Copy every line of the items below word for word.

------------------------

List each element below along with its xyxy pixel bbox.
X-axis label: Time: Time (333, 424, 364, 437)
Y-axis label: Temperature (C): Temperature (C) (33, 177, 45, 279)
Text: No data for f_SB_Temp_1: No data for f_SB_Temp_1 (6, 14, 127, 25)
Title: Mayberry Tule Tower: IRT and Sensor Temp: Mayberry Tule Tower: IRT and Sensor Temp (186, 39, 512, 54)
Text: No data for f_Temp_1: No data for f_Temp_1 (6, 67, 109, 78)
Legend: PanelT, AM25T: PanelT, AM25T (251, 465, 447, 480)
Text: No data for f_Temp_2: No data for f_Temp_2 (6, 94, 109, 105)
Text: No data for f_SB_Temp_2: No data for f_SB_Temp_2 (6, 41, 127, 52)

------------------------

■ **Task answer**:
List each element below along with its xyxy pixel bbox.
X-axis label: Time: Time (333, 424, 364, 437)
Y-axis label: Temperature (C): Temperature (C) (33, 177, 45, 279)
Text: No data for f_SB_Temp_1: No data for f_SB_Temp_1 (6, 14, 127, 25)
Title: Mayberry Tule Tower: IRT and Sensor Temp: Mayberry Tule Tower: IRT and Sensor Temp (186, 39, 512, 54)
Text: No data for f_Temp_1: No data for f_Temp_1 (6, 67, 109, 78)
Legend: PanelT, AM25T: PanelT, AM25T (251, 465, 447, 480)
Text: No data for f_Temp_2: No data for f_Temp_2 (6, 94, 109, 105)
Text: No data for f_SB_Temp_2: No data for f_SB_Temp_2 (6, 41, 127, 52)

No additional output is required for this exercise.